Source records
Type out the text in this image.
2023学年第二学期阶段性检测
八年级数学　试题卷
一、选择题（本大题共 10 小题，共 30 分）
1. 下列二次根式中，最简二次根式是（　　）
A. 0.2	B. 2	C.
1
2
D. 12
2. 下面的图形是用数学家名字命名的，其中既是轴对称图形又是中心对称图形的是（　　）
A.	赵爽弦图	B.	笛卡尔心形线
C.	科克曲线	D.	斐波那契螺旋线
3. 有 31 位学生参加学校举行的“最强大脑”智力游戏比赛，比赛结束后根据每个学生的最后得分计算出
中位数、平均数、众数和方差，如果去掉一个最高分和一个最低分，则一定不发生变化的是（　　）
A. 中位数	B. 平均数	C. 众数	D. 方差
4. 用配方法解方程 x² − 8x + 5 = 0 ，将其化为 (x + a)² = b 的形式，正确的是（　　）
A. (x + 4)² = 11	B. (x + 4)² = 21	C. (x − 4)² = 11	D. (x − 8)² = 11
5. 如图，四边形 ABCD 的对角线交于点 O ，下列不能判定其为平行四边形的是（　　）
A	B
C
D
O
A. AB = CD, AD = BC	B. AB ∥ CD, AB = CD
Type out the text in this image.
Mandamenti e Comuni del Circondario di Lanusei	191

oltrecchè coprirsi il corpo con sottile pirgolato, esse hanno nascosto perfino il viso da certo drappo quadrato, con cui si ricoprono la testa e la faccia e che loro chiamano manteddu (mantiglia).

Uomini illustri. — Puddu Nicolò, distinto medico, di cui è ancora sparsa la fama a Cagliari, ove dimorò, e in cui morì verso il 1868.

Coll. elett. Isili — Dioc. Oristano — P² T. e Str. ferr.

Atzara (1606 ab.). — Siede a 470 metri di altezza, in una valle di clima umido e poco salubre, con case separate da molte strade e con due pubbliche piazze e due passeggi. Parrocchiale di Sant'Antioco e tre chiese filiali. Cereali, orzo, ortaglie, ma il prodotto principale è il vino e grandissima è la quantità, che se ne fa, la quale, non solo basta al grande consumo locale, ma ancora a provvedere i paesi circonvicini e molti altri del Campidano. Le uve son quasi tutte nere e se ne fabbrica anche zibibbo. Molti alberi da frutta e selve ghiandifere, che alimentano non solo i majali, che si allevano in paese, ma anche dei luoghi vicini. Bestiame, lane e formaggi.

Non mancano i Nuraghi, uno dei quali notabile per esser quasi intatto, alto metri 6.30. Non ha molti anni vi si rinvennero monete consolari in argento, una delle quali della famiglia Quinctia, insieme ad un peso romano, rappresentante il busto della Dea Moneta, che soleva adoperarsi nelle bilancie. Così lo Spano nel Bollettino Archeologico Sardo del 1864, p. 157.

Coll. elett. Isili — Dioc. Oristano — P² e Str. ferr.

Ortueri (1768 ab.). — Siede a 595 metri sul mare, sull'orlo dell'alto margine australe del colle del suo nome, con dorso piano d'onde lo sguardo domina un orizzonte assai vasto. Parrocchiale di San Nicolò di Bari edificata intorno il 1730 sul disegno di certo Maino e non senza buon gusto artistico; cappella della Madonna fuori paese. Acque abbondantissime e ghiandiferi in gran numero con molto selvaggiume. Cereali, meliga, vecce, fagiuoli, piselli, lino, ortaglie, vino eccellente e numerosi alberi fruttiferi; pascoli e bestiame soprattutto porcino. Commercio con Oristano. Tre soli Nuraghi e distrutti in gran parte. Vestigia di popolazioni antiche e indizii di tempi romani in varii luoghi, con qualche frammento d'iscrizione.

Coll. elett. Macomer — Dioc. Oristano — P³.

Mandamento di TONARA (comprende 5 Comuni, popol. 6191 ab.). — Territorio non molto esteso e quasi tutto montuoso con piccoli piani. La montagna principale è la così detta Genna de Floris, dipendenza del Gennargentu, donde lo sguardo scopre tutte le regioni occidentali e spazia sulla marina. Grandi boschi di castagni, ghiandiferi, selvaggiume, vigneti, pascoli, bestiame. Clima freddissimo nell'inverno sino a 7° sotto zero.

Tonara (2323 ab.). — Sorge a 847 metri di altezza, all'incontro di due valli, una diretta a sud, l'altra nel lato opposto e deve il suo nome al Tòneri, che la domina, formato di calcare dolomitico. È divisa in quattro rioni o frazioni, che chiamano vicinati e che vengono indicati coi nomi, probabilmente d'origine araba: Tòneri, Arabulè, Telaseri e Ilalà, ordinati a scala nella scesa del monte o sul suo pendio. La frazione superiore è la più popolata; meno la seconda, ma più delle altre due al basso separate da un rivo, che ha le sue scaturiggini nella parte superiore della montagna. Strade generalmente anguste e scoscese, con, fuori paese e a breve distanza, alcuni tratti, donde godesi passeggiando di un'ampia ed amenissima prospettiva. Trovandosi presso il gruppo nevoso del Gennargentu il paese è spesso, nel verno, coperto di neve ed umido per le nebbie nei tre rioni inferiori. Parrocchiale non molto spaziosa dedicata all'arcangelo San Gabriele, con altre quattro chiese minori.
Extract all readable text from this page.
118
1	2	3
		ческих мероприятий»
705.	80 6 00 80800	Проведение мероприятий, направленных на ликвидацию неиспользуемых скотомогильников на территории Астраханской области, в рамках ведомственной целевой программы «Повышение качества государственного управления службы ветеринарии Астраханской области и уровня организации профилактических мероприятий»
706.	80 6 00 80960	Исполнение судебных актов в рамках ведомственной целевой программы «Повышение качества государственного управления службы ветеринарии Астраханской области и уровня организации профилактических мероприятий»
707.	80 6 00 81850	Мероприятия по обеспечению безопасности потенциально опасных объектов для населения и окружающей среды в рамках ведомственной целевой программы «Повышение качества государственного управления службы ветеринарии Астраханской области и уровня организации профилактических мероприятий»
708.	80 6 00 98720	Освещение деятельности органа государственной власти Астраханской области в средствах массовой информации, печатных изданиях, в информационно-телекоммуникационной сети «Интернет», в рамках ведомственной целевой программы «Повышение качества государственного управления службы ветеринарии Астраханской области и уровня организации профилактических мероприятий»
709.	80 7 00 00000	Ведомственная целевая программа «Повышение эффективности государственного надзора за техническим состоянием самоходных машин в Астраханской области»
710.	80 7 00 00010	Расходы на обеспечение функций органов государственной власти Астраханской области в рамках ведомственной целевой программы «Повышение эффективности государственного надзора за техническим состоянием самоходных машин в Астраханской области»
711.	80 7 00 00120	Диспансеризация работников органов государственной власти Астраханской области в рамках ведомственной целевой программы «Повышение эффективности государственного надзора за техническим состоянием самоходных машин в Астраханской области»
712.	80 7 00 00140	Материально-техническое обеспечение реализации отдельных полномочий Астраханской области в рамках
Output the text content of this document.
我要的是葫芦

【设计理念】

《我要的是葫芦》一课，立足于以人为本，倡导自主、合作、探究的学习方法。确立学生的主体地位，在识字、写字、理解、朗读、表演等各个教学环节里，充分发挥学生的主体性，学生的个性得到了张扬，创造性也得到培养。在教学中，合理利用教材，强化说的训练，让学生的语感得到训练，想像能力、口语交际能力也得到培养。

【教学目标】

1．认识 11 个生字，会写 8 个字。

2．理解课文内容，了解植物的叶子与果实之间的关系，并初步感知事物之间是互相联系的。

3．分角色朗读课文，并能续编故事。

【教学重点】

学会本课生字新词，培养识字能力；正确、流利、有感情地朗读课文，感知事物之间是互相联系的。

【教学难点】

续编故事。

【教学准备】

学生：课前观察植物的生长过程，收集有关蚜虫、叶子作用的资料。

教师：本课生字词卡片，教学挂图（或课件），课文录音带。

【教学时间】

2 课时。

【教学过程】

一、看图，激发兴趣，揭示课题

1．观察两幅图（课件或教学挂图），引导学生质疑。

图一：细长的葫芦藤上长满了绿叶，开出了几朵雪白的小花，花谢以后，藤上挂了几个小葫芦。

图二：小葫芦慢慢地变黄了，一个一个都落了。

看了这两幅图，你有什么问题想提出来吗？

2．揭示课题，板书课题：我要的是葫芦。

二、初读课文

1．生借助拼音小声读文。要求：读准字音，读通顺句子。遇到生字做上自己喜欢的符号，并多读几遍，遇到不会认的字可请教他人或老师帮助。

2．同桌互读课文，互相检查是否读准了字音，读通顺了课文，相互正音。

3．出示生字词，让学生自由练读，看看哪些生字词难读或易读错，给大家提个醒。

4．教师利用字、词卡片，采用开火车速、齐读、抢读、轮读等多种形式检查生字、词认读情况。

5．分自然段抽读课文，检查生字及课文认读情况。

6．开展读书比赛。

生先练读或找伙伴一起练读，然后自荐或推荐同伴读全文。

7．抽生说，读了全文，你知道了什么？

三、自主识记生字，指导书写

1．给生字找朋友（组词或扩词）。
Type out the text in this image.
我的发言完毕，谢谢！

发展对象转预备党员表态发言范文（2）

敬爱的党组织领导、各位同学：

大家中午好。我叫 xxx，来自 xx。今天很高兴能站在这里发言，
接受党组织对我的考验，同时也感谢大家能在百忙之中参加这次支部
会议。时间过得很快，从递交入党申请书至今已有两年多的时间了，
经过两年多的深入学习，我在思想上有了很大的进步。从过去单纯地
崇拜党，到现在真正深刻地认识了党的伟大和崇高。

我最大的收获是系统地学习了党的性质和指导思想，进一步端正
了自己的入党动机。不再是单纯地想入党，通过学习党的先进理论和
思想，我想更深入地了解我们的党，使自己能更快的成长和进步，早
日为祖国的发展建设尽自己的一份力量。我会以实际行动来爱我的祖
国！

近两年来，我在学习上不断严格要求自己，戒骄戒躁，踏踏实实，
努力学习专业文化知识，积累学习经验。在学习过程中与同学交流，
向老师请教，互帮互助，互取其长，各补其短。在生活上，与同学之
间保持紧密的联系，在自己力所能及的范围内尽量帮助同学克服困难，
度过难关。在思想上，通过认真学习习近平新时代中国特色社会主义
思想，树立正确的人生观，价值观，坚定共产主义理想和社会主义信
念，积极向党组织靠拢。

### GIVEN INSTRUCTION
Take each line of the material that contains the word "elett" and list it.

### TASK RESPONSE
Coll. elett. Isili — Dioc. Oristano — P² T. e Str. ferr.
Coll. elett. Isili — Dioc. Oristano — P² e Str. ferr.
Coll. elett. Macomer — Dioc. Oristano — P³.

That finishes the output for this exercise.